SHORT TASK: Show every line in the records below that contains the word "Prime".

#####

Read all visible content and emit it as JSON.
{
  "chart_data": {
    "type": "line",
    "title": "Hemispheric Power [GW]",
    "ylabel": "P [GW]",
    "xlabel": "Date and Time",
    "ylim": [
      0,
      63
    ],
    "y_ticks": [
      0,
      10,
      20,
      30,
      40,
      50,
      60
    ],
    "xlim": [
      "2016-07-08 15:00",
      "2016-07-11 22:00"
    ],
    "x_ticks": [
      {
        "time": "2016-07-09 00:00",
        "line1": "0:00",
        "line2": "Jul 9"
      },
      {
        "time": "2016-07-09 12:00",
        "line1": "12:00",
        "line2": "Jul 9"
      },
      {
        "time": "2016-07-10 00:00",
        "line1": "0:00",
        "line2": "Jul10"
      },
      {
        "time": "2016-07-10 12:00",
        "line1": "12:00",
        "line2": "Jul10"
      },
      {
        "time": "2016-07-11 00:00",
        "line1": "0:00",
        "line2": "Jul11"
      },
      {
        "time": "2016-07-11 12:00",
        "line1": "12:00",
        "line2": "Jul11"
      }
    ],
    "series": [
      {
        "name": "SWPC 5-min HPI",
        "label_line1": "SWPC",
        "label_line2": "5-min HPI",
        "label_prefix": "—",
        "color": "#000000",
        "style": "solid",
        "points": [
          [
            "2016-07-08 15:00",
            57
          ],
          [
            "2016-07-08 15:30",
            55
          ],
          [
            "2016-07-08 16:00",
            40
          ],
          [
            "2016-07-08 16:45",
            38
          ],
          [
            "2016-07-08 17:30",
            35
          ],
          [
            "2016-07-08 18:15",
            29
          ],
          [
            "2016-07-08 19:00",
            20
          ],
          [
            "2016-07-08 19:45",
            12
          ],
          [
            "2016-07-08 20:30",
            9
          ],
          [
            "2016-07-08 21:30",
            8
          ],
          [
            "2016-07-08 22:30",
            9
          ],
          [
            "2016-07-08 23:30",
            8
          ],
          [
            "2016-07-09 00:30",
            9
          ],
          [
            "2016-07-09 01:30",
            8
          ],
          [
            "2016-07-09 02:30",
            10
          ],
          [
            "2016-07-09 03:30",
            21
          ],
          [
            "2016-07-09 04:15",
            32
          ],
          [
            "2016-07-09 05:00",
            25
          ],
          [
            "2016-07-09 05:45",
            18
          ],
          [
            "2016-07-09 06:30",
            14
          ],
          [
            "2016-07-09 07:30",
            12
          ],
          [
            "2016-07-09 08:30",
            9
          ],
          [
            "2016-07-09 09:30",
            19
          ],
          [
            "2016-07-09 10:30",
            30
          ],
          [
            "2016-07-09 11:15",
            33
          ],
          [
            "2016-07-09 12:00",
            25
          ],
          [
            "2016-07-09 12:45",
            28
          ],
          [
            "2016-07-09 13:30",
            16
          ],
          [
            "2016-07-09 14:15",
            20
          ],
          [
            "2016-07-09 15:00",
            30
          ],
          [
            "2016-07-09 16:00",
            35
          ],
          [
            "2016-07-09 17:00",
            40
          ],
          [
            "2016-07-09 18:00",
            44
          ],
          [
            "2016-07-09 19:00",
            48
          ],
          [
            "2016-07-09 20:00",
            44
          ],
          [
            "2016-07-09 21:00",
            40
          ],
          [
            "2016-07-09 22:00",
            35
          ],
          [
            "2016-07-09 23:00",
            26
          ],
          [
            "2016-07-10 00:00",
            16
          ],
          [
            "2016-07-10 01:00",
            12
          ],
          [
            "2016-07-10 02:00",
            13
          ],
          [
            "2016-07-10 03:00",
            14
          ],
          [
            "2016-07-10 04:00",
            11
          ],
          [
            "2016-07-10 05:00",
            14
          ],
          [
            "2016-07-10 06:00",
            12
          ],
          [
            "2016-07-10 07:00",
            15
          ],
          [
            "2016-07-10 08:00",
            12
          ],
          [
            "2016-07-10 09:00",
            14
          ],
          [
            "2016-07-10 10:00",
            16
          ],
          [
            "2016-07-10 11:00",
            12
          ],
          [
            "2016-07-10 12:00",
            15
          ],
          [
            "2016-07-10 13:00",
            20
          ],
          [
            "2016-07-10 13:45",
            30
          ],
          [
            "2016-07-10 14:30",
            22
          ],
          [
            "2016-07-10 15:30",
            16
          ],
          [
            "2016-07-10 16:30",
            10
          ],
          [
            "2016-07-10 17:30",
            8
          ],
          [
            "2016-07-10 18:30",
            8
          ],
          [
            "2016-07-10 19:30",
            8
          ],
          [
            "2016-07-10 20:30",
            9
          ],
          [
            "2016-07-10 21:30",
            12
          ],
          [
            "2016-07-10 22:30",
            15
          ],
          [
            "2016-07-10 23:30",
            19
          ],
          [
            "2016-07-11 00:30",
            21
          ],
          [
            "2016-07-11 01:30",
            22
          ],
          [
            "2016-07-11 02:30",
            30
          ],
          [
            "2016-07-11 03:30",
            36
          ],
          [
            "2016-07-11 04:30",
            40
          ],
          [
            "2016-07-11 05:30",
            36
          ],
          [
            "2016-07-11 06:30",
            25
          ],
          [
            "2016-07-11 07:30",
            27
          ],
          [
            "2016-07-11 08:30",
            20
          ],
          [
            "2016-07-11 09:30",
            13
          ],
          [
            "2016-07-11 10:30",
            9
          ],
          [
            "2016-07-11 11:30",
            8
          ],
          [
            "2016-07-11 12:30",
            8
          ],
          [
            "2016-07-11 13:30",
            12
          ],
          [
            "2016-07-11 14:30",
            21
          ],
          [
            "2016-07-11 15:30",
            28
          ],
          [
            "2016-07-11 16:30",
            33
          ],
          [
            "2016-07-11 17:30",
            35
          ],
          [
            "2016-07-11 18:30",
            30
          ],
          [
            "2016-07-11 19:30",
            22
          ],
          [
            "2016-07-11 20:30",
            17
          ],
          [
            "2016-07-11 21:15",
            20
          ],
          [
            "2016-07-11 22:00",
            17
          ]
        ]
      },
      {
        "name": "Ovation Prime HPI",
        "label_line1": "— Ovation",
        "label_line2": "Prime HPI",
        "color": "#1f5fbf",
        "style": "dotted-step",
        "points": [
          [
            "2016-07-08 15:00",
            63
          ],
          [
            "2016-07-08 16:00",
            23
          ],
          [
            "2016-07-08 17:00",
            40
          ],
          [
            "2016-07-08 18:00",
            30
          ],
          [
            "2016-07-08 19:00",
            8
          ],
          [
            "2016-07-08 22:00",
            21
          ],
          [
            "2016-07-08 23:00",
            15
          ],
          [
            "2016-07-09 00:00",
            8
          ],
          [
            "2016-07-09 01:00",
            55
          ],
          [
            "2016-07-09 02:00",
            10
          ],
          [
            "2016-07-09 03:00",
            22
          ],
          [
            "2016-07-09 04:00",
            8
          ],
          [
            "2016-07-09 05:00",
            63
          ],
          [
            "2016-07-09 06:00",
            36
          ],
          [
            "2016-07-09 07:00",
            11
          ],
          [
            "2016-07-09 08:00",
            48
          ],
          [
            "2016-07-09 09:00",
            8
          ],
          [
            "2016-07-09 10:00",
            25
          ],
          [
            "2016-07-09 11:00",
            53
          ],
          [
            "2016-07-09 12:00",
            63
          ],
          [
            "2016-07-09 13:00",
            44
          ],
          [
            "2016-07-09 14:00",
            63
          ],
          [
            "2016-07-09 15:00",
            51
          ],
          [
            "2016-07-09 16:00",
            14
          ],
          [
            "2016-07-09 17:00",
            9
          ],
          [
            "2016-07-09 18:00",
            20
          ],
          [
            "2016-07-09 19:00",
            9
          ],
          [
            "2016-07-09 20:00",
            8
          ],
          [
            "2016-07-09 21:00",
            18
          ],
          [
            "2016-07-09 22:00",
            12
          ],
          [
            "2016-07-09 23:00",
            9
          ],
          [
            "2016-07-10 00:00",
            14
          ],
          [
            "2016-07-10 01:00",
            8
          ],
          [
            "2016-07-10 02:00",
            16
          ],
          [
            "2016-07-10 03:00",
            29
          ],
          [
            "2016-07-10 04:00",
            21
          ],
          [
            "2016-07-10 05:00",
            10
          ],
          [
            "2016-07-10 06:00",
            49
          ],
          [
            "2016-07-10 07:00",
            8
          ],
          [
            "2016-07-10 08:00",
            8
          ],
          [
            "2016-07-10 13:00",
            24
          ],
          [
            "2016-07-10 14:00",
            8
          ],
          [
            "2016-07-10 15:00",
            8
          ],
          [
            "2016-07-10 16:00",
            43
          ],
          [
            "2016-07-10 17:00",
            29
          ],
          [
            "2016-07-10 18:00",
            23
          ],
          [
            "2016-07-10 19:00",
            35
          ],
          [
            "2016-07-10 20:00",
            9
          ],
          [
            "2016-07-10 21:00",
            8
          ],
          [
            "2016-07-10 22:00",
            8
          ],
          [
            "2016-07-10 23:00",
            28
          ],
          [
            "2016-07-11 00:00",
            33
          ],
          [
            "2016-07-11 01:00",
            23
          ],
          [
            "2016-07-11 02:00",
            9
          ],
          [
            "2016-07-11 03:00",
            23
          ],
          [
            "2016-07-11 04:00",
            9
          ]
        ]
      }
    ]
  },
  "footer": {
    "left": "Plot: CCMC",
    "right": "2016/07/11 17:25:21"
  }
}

#####

WRITTEN RESPONSE:
        "name": "Ovation Prime HPI",
        "label_line2": "Prime HPI",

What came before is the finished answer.